Show every line containing "name" by copying it.

*DATA:*
◇ ◇ ◇ ◇ ◇

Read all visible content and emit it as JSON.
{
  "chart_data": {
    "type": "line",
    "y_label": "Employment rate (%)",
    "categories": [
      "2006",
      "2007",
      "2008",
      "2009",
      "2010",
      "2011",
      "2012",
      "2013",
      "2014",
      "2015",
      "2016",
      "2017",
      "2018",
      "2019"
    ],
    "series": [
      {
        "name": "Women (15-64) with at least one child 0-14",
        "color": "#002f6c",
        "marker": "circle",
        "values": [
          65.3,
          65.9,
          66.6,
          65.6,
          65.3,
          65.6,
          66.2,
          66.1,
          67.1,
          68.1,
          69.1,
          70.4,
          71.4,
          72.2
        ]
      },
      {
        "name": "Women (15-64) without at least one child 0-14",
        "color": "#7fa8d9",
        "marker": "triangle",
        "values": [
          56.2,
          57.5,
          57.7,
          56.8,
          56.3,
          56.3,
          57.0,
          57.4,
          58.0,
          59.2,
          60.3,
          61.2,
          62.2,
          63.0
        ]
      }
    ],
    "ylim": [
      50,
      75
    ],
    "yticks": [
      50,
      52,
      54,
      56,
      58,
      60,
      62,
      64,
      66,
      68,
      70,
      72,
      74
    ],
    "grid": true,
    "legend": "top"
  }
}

◇ ◇ ◇ ◇ ◇

*RESPONSE TO THE EXERCISE:*
        "name": "Women (15-64) with at least one child 0-14",
        "name": "Women (15-64) without at least one child 0-14",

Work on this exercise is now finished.